(Lines of data)
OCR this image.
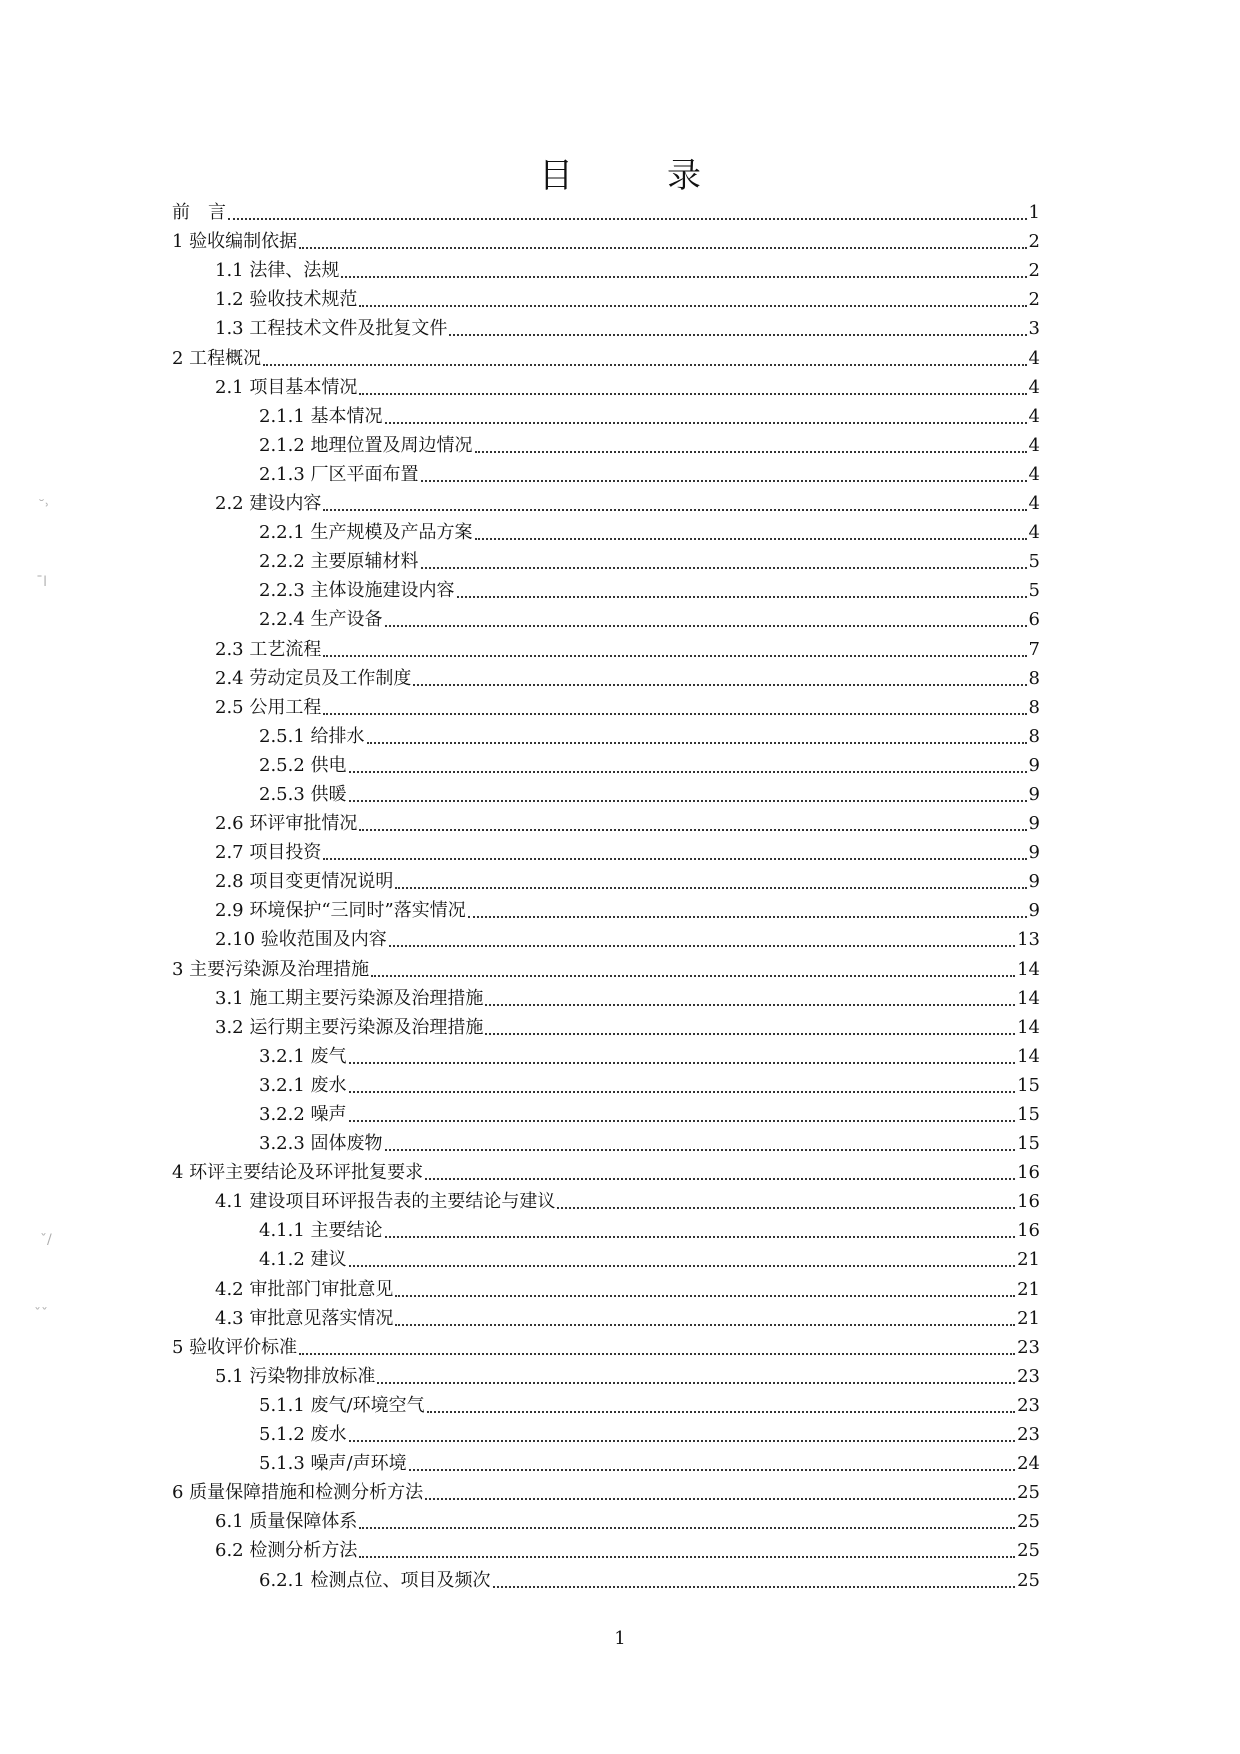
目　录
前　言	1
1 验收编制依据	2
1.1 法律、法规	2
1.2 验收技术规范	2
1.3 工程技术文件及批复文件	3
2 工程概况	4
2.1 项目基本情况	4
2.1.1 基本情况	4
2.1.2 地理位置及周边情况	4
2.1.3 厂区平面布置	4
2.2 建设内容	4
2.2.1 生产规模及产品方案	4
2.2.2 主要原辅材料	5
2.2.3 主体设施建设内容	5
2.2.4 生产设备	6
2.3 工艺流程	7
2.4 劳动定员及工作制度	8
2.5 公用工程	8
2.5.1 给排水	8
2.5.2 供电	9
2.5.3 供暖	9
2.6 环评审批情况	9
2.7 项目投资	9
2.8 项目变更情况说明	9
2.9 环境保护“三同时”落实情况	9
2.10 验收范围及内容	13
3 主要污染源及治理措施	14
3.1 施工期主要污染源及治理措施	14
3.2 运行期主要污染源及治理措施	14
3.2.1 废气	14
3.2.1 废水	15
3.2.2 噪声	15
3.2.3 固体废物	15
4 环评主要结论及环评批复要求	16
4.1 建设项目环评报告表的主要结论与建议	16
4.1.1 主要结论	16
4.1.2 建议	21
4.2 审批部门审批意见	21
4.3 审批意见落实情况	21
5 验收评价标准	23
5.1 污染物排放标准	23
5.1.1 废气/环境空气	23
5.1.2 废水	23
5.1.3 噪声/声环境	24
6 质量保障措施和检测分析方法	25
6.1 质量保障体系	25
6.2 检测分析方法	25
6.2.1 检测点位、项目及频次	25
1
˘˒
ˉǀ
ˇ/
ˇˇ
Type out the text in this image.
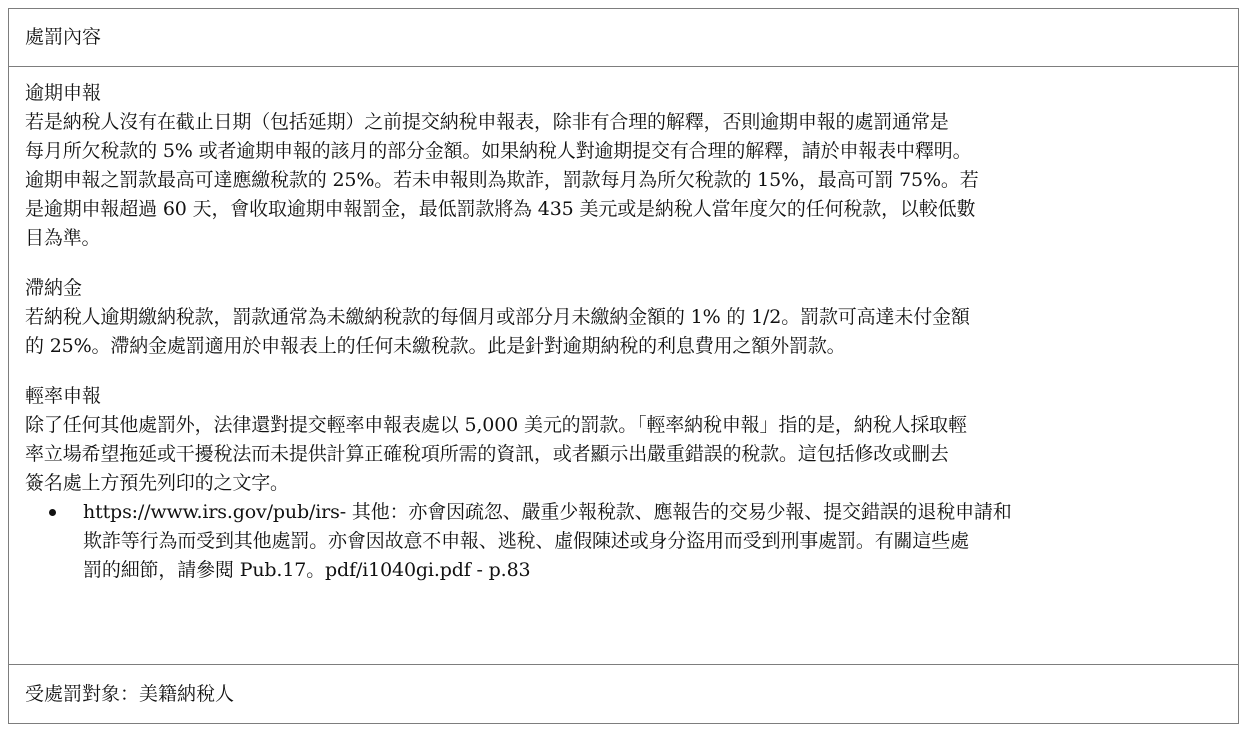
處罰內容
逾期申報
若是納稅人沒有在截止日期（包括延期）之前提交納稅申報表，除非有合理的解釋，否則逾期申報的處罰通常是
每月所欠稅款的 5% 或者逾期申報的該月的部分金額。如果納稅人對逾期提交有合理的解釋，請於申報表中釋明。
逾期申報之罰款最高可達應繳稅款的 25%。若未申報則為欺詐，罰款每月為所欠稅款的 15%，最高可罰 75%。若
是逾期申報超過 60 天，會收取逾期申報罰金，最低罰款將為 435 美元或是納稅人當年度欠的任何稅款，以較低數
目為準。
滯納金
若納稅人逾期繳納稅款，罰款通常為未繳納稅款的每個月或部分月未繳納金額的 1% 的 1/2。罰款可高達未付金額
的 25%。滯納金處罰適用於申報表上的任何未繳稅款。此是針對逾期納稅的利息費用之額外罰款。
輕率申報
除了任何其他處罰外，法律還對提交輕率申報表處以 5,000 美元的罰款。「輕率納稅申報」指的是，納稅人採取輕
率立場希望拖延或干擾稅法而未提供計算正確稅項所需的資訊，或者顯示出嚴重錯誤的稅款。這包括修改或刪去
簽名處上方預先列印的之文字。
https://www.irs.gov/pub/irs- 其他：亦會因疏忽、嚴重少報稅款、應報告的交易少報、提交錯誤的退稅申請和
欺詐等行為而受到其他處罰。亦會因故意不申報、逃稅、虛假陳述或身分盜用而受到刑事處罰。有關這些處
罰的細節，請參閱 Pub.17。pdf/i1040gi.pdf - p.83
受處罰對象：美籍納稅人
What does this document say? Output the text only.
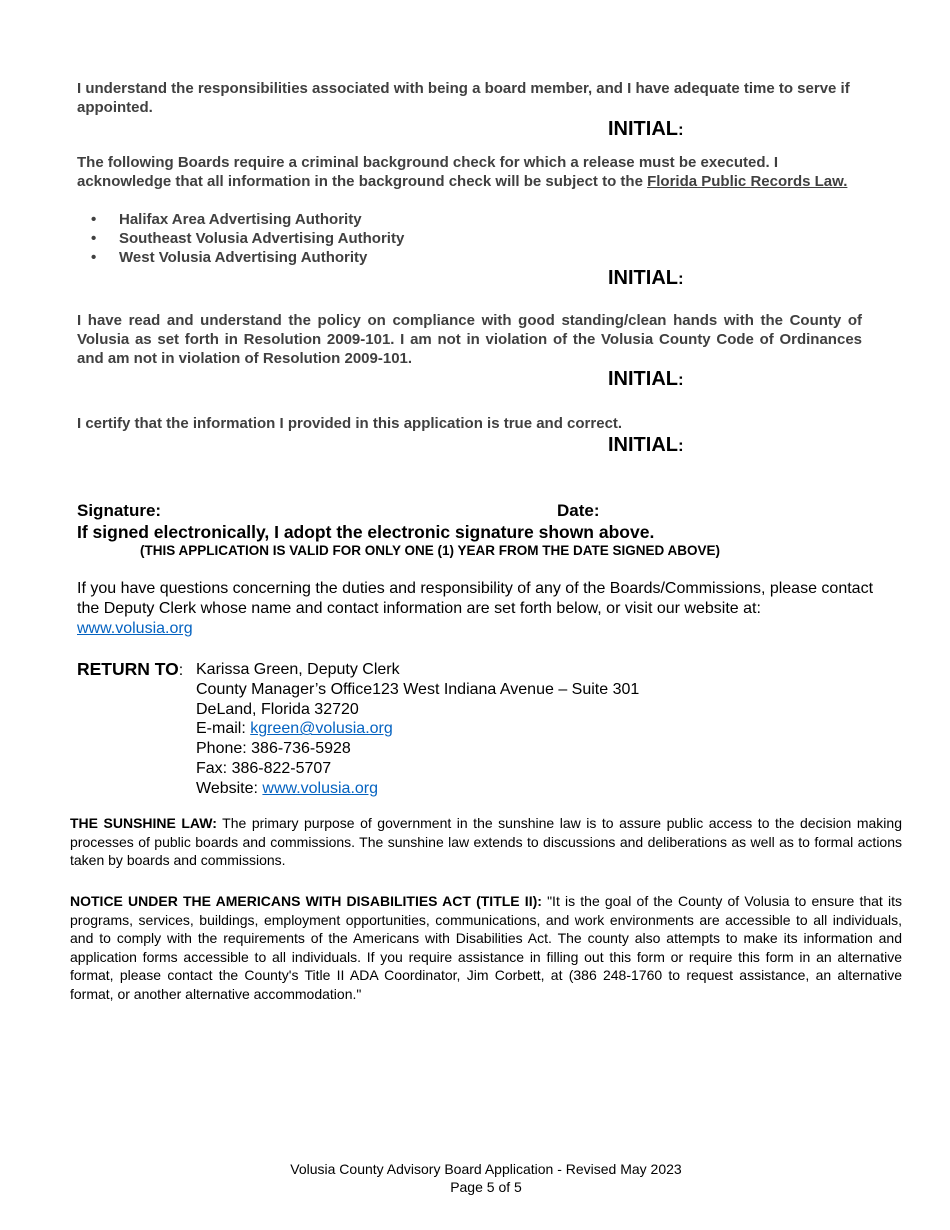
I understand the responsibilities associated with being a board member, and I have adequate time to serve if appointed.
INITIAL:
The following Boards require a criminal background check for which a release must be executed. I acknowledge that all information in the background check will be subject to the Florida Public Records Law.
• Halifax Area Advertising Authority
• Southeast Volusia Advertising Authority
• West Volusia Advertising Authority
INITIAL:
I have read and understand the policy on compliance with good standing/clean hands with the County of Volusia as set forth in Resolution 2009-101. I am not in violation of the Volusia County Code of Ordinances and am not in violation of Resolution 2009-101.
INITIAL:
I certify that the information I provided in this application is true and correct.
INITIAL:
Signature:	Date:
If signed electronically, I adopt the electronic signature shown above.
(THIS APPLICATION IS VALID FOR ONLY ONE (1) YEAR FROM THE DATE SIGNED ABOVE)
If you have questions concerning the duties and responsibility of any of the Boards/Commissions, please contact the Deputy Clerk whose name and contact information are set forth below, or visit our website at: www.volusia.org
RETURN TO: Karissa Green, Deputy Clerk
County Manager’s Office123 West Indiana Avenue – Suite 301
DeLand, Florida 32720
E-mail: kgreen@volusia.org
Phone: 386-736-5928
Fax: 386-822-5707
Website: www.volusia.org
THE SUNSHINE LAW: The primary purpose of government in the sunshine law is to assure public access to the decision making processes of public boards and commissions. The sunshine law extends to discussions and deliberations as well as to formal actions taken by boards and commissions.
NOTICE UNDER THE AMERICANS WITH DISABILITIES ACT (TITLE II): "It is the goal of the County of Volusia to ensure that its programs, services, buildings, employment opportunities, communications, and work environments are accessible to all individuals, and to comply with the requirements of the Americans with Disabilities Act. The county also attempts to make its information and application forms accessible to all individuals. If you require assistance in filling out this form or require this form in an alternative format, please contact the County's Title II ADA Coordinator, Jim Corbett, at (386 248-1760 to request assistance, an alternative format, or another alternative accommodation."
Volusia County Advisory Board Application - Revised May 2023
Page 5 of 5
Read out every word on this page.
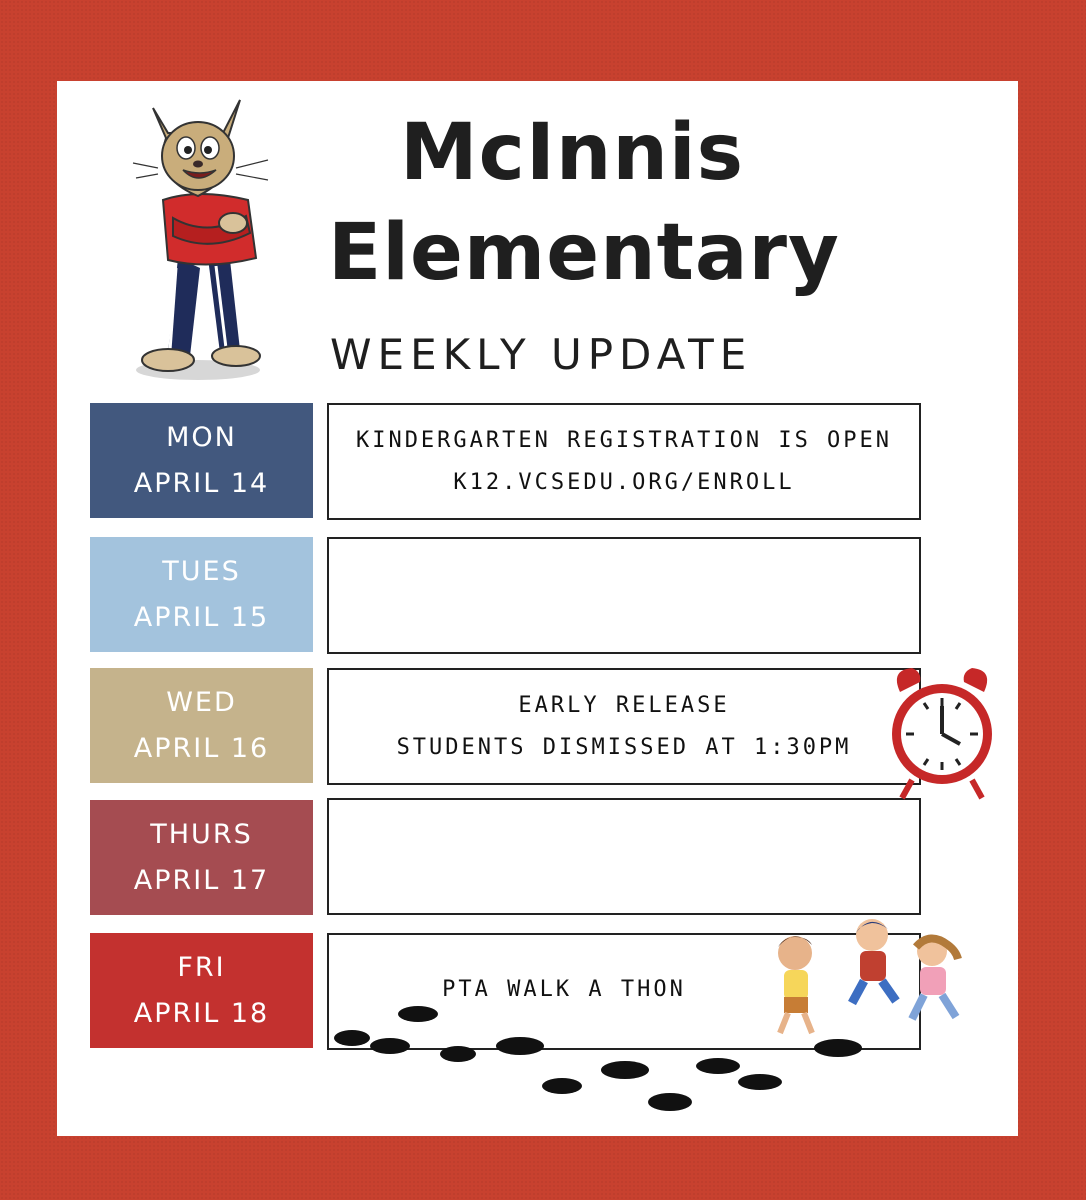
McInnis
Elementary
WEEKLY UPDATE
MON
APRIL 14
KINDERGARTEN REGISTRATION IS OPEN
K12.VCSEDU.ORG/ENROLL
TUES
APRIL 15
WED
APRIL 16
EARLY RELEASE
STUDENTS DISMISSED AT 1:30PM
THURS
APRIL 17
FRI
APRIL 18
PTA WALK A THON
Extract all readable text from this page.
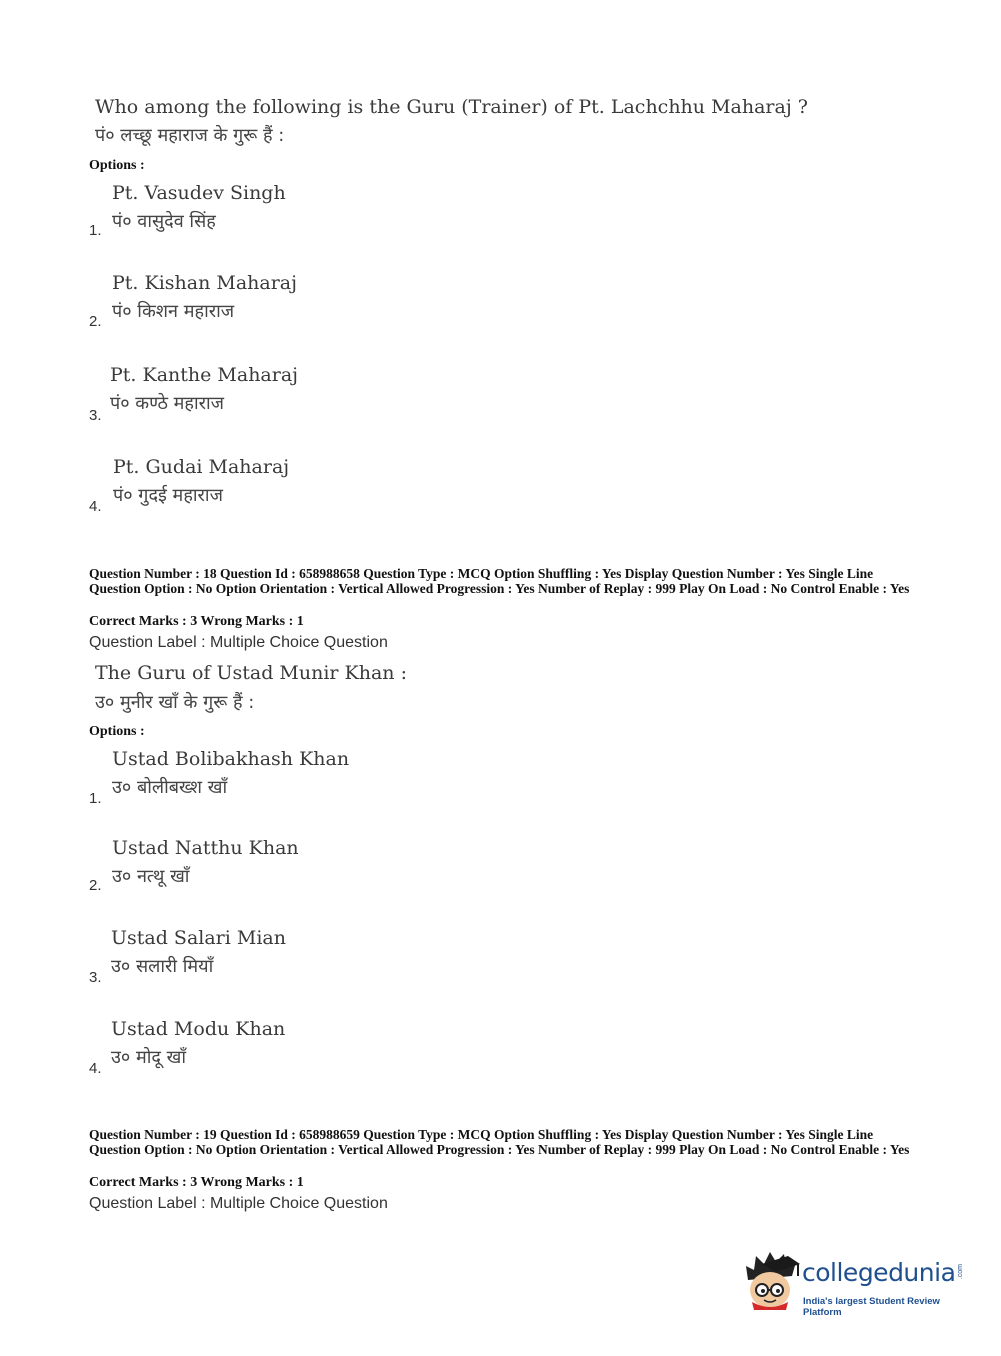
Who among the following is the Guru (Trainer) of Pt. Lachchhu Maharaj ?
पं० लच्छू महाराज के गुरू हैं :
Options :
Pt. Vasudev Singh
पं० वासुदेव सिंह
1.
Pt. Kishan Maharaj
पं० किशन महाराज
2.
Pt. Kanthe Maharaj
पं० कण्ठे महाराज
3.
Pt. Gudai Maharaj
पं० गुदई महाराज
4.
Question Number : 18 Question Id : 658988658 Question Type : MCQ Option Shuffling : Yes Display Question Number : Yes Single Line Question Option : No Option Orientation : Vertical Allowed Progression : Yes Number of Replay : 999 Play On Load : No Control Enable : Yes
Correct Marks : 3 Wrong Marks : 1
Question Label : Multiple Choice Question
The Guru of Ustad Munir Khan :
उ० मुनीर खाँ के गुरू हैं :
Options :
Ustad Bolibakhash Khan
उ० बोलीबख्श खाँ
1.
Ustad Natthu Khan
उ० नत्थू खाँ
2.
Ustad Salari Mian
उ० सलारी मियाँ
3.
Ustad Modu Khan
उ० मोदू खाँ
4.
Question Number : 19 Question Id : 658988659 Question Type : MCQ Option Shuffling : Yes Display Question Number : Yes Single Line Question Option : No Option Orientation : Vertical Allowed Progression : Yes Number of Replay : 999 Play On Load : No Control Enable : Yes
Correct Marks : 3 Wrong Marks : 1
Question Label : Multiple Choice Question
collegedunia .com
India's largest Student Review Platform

__WHAT IS NEEDED__
Search the material above for "Enable". Pull out each line where it shows up.

__EXERCISE OUTPUT__
Question Number : 18 Question Id : 658988658 Question Type : MCQ Option Shuffling : Yes Display Question Number : Yes Single Line Question Option : No Option Orientation : Vertical Allowed Progression : Yes Number of Replay : 999 Play On Load : No Control Enable : Yes
Question Number : 19 Question Id : 658988659 Question Type : MCQ Option Shuffling : Yes Display Question Number : Yes Single Line Question Option : No Option Orientation : Vertical Allowed Progression : Yes Number of Replay : 999 Play On Load : No Control Enable : Yes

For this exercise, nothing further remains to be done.